RAW DATA:

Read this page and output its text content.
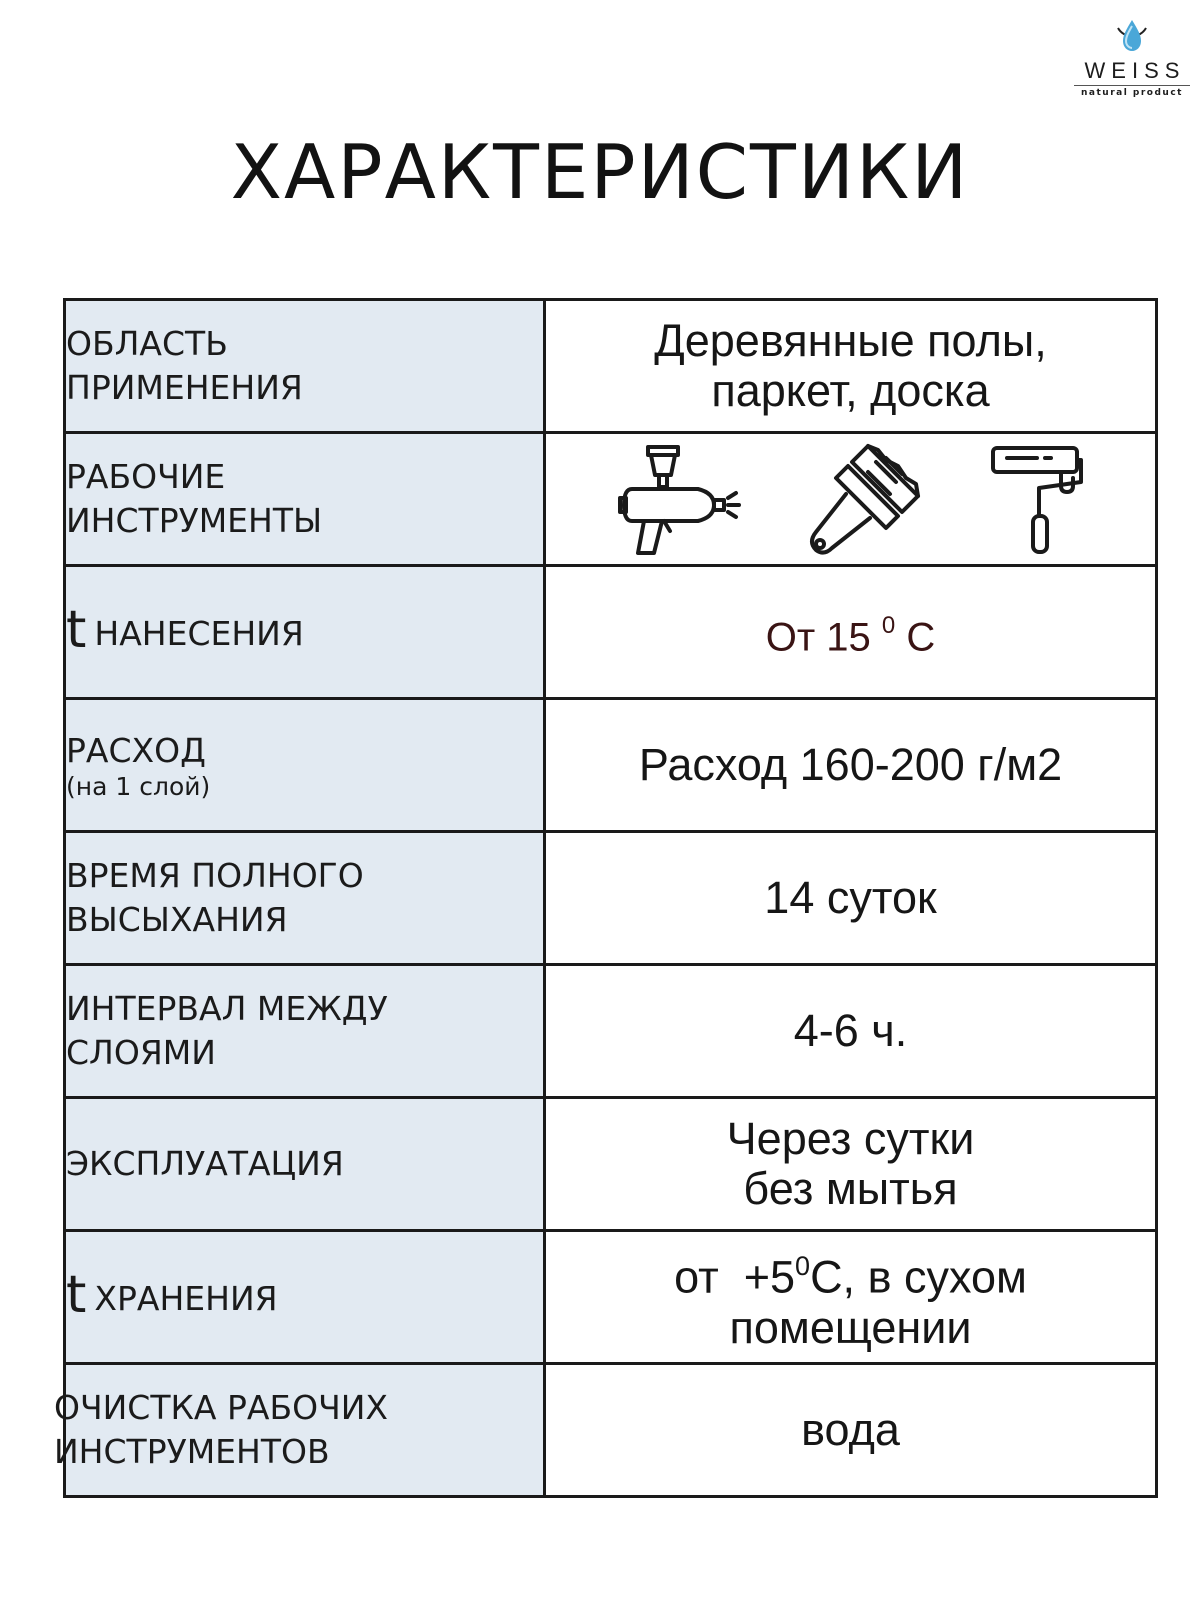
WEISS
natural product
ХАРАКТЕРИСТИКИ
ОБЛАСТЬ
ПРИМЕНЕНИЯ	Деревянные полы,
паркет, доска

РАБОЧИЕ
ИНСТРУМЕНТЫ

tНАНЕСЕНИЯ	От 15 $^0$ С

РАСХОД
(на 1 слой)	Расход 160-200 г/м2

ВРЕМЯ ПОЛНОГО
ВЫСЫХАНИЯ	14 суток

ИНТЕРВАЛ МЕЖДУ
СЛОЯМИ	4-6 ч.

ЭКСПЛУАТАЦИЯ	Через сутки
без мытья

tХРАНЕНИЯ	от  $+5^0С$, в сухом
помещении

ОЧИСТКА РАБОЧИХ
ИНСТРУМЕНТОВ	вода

==

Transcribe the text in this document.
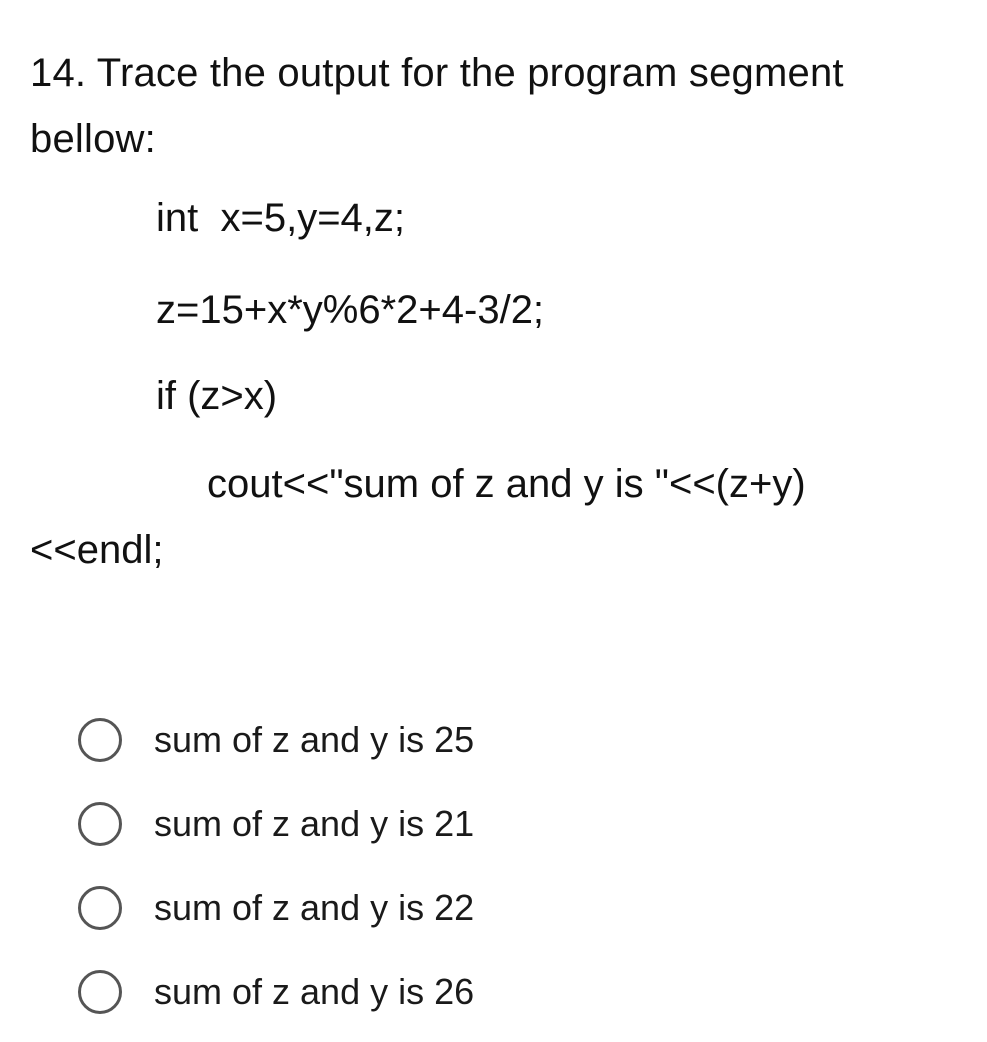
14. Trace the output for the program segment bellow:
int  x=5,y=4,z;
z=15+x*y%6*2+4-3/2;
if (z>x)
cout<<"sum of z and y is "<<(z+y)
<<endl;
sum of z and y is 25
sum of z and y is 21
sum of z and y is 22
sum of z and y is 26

---

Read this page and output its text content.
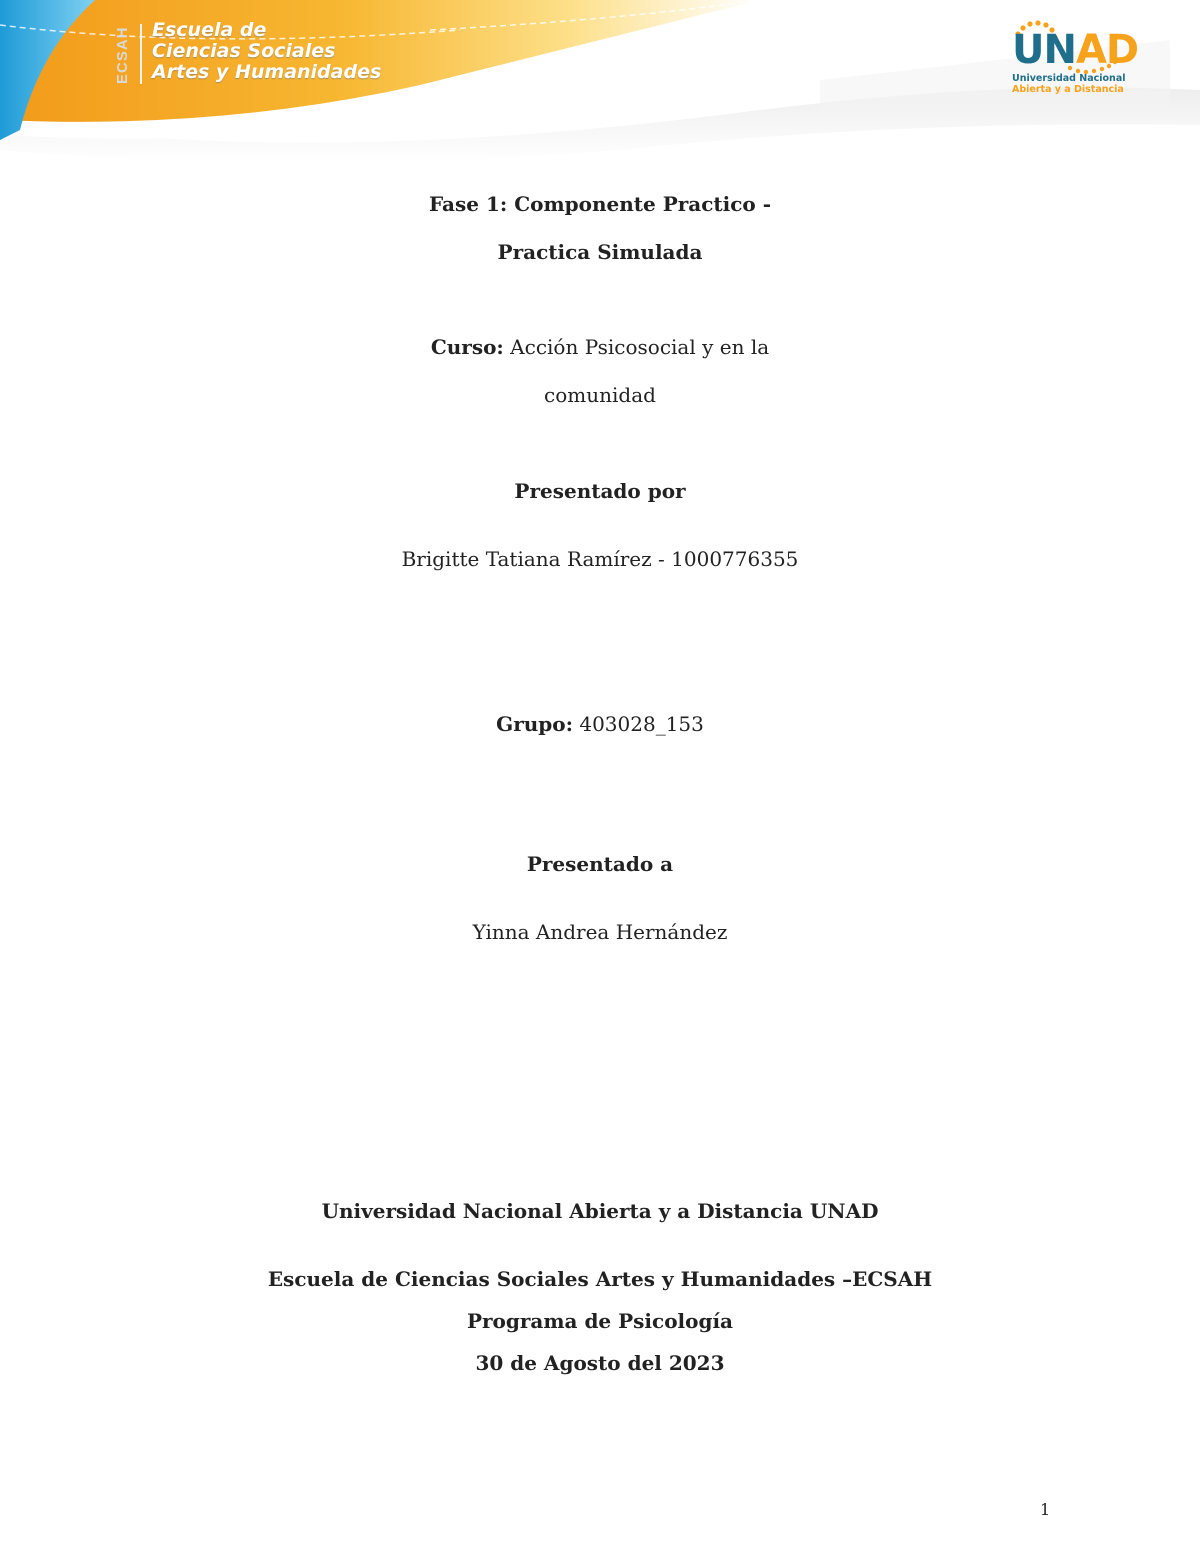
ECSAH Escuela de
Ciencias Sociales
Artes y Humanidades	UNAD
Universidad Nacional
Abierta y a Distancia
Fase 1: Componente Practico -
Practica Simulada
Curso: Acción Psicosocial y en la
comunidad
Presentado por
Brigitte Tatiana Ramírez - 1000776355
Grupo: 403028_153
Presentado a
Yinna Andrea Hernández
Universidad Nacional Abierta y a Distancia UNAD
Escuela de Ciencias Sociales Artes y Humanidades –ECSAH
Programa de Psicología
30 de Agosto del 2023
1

AIM: In the material above, find the lines that contain "Nacional" and show them.

RESULT OF THE EXERCISE:
Universidad Nacional
Universidad Nacional Abierta y a Distancia UNAD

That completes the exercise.